> **What the task asks**
Omit every image, and transcribe the remaining entries exactly as given.

> **Saved data entries**
━━━━━━━━━━━━━━━━
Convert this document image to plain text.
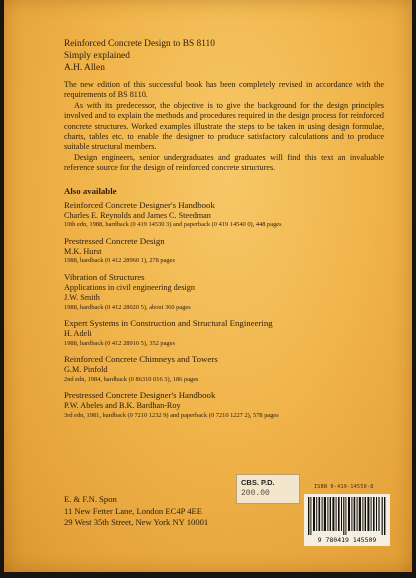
Reinforced Concrete Design to BS 8110
Simply explained
A.H. Allen

The new edition of this successful book has been completely revised in accordance with the requirements of BS 8110.

As with its predecessor, the objective is to give the background for the design principles involved and to explain the methods and procedures required in the design process for reinforced concrete structures. Worked examples illustrate the steps to be taken in using design formulae, charts, tables etc. to enable the designer to produce satisfactory calculations and to produce suitable structural members.

Design engineers, senior undergraduates and graduates will find this text an invaluable reference source for the design of reinforced concrete structures.

Also available
Reinforced Concrete Designer's Handbook
Charles E. Reynolds and James C. Steedman
10th edn, 1988, hardback (0 419 14530 3) and paperback (0 419 14540 0), 448 pages
Prestressed Concrete Design
M.K. Hurst
1988, hardback (0 412 28960 1), 278 pages
Vibration of Structures
Applications in civil engineering design
J.W. Smith
1988, hardback (0 412 28020 5), about 360 pages
Expert Systems in Construction and Structural Engineering
H. Adeli
1988, hardback (0 412 28910 5), 352 pages
Reinforced Concrete Chimneys and Towers
G.M. Pinfold
2nd edn, 1984, hardback (0 86310 016 3), 186 pages
Prestressed Concrete Designer's Handbook
P.W. Abeles and B.K. Bardhan-Roy
3rd edn, 1981, hardback (0 7210 1232 9) and paperback (0 7210 1227 2), 578 pages
CBS. P.D.
200.00
E. & F.N. Spon
11 New Fetter Lane, London EC4P 4EE
29 West 35th Street, New York NY 10001
ISBN 0-419-14550-8
9 780419 145509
━━━━━━━━━━━━━━━━
> **Answer to the problem**
Convert this document image to plain text.
Reinforced Concrete Design to BS 8110
Simply explained
A.H. Allen

The new edition of this successful book has been completely revised in accordance with the requirements of BS 8110.

As with its predecessor, the objective is to give the background for the design principles involved and to explain the methods and procedures required in the design process for reinforced concrete structures. Worked examples illustrate the steps to be taken in using design formulae, charts, tables etc. to enable the designer to produce satisfactory calculations and to produce suitable structural members.

Design engineers, senior undergraduates and graduates will find this text an invaluable reference source for the design of reinforced concrete structures.

Also available
Reinforced Concrete Designer's Handbook
Charles E. Reynolds and James C. Steedman
10th edn, 1988, hardback (0 419 14530 3) and paperback (0 419 14540 0), 448 pages
Prestressed Concrete Design
M.K. Hurst
1988, hardback (0 412 28960 1), 278 pages
Vibration of Structures
Applications in civil engineering design
J.W. Smith
1988, hardback (0 412 28020 5), about 360 pages
Expert Systems in Construction and Structural Engineering
H. Adeli
1988, hardback (0 412 28910 5), 352 pages
Reinforced Concrete Chimneys and Towers
G.M. Pinfold
2nd edn, 1984, hardback (0 86310 016 3), 186 pages
Prestressed Concrete Designer's Handbook
P.W. Abeles and B.K. Bardhan-Roy
3rd edn, 1981, hardback (0 7210 1232 9) and paperback (0 7210 1227 2), 578 pages
CBS. P.D.
200.00
E. & F.N. Spon
11 New Fetter Lane, London EC4P 4EE
29 West 35th Street, New York NY 10001
ISBN 0-419-14550-8
9 780419 145509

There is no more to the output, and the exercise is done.